§ **What the task asks**
Work out how many lines hold "this". Give the number and nothing else.

§ **Exercise material**
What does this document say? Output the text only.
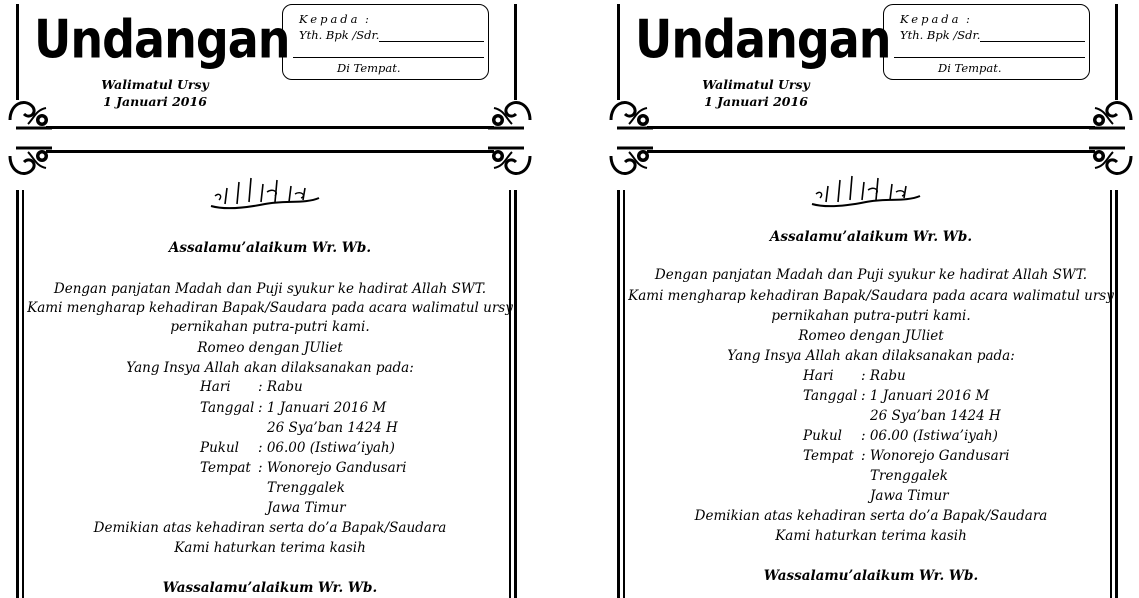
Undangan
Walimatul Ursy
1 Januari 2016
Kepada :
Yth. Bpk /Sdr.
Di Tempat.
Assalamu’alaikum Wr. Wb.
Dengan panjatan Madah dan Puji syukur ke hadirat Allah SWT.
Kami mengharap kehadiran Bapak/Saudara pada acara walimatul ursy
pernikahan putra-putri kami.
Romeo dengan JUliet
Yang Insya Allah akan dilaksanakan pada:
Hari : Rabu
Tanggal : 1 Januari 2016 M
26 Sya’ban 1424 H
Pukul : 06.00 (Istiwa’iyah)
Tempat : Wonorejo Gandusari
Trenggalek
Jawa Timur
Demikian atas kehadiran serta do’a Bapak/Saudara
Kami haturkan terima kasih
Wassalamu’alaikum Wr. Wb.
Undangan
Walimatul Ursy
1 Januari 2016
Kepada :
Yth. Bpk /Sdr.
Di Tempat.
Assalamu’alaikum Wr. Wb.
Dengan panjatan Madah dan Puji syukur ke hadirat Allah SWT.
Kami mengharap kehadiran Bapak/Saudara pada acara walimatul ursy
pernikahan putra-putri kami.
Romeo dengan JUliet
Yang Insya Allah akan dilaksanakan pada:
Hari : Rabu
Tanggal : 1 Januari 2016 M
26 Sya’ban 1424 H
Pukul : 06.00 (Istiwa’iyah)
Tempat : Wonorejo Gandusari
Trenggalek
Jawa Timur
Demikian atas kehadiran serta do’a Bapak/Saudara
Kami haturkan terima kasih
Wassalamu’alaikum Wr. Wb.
==
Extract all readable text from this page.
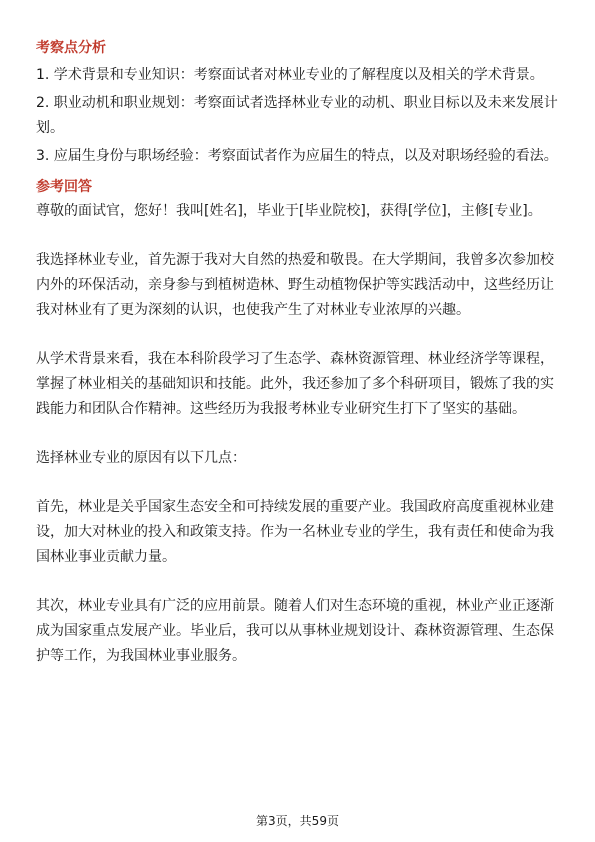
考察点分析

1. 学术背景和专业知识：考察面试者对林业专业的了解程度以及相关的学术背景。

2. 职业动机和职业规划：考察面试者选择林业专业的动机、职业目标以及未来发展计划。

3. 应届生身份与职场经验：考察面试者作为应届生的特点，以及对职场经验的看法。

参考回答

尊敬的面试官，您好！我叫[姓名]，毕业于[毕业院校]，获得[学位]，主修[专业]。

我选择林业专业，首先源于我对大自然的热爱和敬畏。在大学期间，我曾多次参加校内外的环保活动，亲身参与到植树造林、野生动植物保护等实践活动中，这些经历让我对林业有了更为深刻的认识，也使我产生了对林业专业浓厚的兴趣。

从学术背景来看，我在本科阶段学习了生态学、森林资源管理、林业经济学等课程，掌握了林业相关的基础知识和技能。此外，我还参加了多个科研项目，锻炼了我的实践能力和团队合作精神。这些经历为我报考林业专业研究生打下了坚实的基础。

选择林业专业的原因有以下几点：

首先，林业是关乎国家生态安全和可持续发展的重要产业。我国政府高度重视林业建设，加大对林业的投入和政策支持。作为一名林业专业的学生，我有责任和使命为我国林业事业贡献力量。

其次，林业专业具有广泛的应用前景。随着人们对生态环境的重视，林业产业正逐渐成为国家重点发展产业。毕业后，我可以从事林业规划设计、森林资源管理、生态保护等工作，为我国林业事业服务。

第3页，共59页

§ **Result of the task**
2